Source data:
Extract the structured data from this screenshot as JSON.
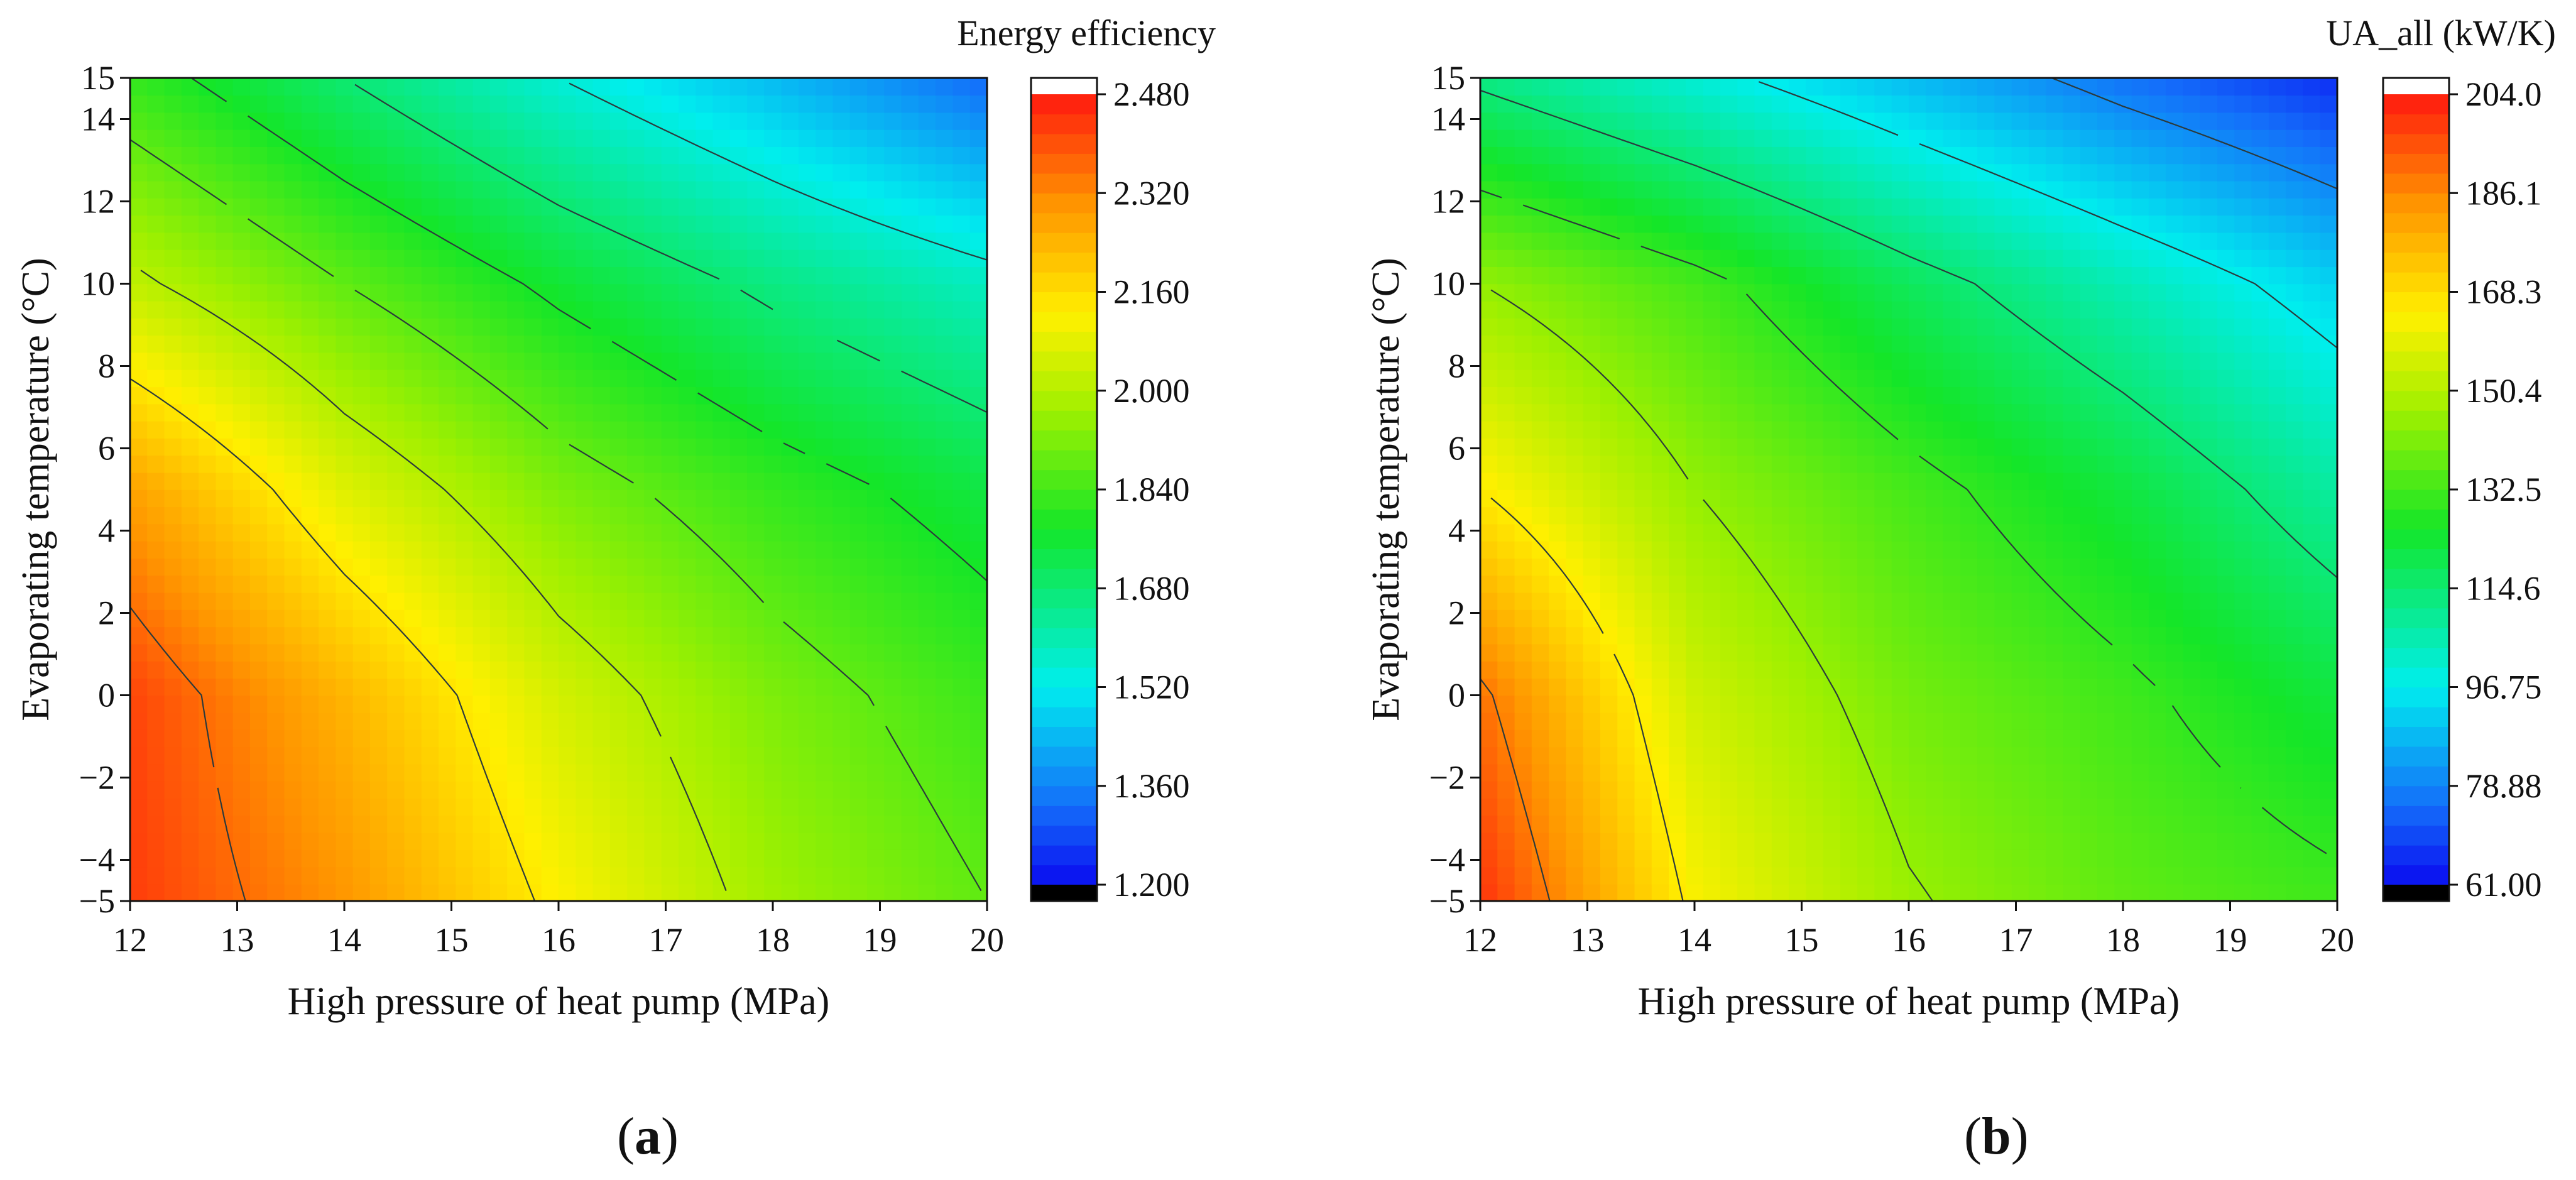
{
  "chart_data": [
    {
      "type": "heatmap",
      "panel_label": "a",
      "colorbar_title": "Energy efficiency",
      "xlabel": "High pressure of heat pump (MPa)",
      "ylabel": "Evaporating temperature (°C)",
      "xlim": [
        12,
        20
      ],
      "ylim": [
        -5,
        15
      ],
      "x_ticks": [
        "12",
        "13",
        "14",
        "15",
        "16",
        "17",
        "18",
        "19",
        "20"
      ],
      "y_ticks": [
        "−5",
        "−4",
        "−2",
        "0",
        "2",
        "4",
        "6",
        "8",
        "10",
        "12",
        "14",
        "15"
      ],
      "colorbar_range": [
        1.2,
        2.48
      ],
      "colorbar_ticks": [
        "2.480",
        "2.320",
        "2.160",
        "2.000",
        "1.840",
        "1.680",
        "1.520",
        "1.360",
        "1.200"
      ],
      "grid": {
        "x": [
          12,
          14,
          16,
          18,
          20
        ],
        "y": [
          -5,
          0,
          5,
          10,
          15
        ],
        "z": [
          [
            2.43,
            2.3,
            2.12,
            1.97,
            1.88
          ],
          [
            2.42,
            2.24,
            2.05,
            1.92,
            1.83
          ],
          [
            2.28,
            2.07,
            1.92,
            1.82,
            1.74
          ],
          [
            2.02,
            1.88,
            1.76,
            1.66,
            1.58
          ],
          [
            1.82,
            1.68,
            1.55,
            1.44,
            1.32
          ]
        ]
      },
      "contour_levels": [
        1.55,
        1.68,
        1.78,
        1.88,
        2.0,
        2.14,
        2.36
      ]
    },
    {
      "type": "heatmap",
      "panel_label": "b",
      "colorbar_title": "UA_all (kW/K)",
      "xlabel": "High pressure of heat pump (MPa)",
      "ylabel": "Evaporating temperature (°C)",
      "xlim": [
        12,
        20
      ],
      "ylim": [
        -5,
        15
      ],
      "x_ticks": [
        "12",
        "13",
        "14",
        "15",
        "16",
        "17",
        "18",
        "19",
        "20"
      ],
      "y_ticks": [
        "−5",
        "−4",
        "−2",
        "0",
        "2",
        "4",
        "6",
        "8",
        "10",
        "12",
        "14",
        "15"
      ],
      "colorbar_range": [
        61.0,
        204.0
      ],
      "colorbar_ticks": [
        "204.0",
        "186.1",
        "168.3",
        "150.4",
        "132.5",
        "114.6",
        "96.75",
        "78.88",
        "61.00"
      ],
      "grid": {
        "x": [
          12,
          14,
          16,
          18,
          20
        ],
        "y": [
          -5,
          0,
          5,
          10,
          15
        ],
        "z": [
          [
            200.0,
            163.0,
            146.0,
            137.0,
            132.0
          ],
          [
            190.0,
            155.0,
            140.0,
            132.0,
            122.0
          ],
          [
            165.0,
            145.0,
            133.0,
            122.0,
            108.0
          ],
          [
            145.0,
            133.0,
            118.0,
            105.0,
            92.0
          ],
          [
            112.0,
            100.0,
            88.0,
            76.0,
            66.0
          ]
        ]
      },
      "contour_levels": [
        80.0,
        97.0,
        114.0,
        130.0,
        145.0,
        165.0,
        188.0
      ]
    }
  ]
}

## Exercise details:
Pictures appear in the records above. Output everything except them, exactly.

## Solved exercise:
Extract the structured data from this screenshot as JSON.
{
  "chart_data": [
    {
      "type": "heatmap",
      "panel_label": "a",
      "colorbar_title": "Energy efficiency",
      "xlabel": "High pressure of heat pump (MPa)",
      "ylabel": "Evaporating temperature (°C)",
      "xlim": [
        12,
        20
      ],
      "ylim": [
        -5,
        15
      ],
      "x_ticks": [
        "12",
        "13",
        "14",
        "15",
        "16",
        "17",
        "18",
        "19",
        "20"
      ],
      "y_ticks": [
        "−5",
        "−4",
        "−2",
        "0",
        "2",
        "4",
        "6",
        "8",
        "10",
        "12",
        "14",
        "15"
      ],
      "colorbar_range": [
        1.2,
        2.48
      ],
      "colorbar_ticks": [
        "2.480",
        "2.320",
        "2.160",
        "2.000",
        "1.840",
        "1.680",
        "1.520",
        "1.360",
        "1.200"
      ],
      "grid": {
        "x": [
          12,
          14,
          16,
          18,
          20
        ],
        "y": [
          -5,
          0,
          5,
          10,
          15
        ],
        "z": [
          [
            2.43,
            2.3,
            2.12,
            1.97,
            1.88
          ],
          [
            2.42,
            2.24,
            2.05,
            1.92,
            1.83
          ],
          [
            2.28,
            2.07,
            1.92,
            1.82,
            1.74
          ],
          [
            2.02,
            1.88,
            1.76,
            1.66,
            1.58
          ],
          [
            1.82,
            1.68,
            1.55,
            1.44,
            1.32
          ]
        ]
      },
      "contour_levels": [
        1.55,
        1.68,
        1.78,
        1.88,
        2.0,
        2.14,
        2.36
      ]
    },
    {
      "type": "heatmap",
      "panel_label": "b",
      "colorbar_title": "UA_all (kW/K)",
      "xlabel": "High pressure of heat pump (MPa)",
      "ylabel": "Evaporating temperature (°C)",
      "xlim": [
        12,
        20
      ],
      "ylim": [
        -5,
        15
      ],
      "x_ticks": [
        "12",
        "13",
        "14",
        "15",
        "16",
        "17",
        "18",
        "19",
        "20"
      ],
      "y_ticks": [
        "−5",
        "−4",
        "−2",
        "0",
        "2",
        "4",
        "6",
        "8",
        "10",
        "12",
        "14",
        "15"
      ],
      "colorbar_range": [
        61.0,
        204.0
      ],
      "colorbar_ticks": [
        "204.0",
        "186.1",
        "168.3",
        "150.4",
        "132.5",
        "114.6",
        "96.75",
        "78.88",
        "61.00"
      ],
      "grid": {
        "x": [
          12,
          14,
          16,
          18,
          20
        ],
        "y": [
          -5,
          0,
          5,
          10,
          15
        ],
        "z": [
          [
            200.0,
            163.0,
            146.0,
            137.0,
            132.0
          ],
          [
            190.0,
            155.0,
            140.0,
            132.0,
            122.0
          ],
          [
            165.0,
            145.0,
            133.0,
            122.0,
            108.0
          ],
          [
            145.0,
            133.0,
            118.0,
            105.0,
            92.0
          ],
          [
            112.0,
            100.0,
            88.0,
            76.0,
            66.0
          ]
        ]
      },
      "contour_levels": [
        80.0,
        97.0,
        114.0,
        130.0,
        145.0,
        165.0,
        188.0
      ]
    }
  ]
}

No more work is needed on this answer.